Top of Dataset content

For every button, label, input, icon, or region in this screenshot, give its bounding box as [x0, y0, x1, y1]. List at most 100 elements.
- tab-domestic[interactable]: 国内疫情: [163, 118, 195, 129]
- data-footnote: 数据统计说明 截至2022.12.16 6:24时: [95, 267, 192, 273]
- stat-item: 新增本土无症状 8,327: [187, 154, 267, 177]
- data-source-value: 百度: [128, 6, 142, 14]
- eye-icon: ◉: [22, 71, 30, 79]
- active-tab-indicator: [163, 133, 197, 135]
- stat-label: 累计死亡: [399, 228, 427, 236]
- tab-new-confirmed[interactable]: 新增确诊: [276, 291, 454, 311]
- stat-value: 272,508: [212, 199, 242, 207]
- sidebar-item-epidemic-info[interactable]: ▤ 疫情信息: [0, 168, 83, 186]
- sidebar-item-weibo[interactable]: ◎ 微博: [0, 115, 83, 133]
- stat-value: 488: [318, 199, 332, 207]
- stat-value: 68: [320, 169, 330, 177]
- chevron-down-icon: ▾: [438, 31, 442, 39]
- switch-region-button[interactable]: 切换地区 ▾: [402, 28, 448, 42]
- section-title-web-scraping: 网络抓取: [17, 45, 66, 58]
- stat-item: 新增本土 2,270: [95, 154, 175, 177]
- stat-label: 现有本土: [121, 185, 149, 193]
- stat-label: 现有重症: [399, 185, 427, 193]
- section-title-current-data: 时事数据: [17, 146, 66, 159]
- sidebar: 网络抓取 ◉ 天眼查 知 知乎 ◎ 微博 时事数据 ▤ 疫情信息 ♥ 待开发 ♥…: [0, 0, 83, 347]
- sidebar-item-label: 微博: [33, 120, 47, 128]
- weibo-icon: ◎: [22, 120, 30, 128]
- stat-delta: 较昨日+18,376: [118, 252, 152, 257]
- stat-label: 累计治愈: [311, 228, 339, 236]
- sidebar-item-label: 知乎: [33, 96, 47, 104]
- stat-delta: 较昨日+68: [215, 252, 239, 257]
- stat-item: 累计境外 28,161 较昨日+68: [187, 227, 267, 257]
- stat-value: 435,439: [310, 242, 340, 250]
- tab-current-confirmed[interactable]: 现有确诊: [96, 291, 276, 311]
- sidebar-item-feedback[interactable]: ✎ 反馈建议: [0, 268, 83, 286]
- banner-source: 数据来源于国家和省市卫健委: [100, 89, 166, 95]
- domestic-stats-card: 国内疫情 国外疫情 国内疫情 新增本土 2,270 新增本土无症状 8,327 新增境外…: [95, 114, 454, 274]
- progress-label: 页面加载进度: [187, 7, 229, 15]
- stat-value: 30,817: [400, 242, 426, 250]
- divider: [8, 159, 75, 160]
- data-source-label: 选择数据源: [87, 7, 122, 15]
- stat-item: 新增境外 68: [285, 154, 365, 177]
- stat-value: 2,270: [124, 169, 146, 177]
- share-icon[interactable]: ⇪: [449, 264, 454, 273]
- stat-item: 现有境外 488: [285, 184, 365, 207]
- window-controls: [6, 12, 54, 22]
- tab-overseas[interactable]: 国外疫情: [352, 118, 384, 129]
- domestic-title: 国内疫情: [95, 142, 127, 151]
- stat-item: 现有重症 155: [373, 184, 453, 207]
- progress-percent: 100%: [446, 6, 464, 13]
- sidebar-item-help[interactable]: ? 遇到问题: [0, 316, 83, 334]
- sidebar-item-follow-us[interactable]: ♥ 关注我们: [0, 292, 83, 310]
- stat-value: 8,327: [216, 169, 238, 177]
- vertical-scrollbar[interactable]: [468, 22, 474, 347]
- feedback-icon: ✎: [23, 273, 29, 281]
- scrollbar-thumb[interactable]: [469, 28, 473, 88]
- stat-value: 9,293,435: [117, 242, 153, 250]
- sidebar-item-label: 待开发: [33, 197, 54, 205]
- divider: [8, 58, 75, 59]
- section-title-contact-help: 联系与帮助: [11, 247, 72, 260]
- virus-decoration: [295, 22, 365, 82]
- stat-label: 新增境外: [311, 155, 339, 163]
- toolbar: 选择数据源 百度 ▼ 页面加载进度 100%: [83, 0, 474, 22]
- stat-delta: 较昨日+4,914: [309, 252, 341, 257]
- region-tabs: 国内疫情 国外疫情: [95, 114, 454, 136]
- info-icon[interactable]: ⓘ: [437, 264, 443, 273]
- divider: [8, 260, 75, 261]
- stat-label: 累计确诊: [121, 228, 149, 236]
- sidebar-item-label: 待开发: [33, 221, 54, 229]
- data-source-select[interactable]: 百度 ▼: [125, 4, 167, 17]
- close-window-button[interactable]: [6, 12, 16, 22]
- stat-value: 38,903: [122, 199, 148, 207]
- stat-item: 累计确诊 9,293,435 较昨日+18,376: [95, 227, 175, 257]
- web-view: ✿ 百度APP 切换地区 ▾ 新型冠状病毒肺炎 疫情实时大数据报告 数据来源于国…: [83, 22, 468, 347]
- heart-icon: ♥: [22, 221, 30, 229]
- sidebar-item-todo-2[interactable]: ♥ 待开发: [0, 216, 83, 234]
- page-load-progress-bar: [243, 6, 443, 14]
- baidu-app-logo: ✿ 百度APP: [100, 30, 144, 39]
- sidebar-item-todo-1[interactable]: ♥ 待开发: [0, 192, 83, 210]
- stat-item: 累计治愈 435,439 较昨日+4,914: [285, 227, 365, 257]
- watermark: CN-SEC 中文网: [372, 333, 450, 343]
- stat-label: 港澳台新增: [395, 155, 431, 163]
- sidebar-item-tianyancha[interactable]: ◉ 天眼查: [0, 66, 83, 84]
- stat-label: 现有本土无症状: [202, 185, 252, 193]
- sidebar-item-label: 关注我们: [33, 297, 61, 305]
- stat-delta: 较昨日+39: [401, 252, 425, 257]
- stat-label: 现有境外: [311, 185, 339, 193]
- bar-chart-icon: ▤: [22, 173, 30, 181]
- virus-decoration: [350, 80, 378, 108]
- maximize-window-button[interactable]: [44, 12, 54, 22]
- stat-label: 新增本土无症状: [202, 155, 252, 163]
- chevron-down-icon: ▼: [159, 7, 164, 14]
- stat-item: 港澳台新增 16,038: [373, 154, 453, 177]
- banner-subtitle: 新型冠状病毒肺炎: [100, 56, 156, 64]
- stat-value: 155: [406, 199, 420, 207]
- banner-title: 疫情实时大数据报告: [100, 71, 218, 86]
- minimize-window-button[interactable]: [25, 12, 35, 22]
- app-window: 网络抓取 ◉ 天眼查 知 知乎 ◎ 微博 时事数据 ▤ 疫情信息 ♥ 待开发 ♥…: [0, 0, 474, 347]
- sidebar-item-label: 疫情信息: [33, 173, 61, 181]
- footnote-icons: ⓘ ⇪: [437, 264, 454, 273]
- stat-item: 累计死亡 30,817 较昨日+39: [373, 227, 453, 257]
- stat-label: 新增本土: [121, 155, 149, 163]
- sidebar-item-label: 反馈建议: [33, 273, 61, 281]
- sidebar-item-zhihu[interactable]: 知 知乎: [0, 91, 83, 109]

Bottom of Dataset content

If a line in the data holds the string "chevron", copy that line.

Problem solution.
- chevron-down-icon: ▾: [438, 31, 442, 39]
- chevron-down-icon: ▼: [159, 7, 164, 14]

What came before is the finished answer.